▸ **STATED EXERCISE**
Rewrite the material below as a JSON list of strings, one string for each line, leaving out any blank lines.

(Entries for boxed elements)
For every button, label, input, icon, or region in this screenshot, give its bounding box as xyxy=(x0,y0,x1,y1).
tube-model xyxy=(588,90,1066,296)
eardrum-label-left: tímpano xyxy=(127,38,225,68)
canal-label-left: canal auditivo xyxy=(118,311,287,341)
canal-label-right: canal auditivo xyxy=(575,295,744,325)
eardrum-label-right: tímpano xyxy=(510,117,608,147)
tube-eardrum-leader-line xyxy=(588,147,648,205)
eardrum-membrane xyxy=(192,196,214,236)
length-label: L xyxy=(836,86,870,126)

▸ **ANSWER TO THIS EXERCISE**
[
  "For every button, label, input, icon, or region in this screenshot, give its bounding box as xyxy=(x0,y0,x1,y1).",
  "tube-model xyxy=(588,90,1066,296)",
  "eardrum-label-left: tímpano xyxy=(127,38,225,68)",
  "canal-label-left: canal auditivo xyxy=(118,311,287,341)",
  "canal-label-right: canal auditivo xyxy=(575,295,744,325)",
  "eardrum-label-right: tímpano xyxy=(510,117,608,147)",
  "tube-eardrum-leader-line xyxy=(588,147,648,205)",
  "eardrum-membrane xyxy=(192,196,214,236)",
  "length-label: L xyxy=(836,86,870,126)"
]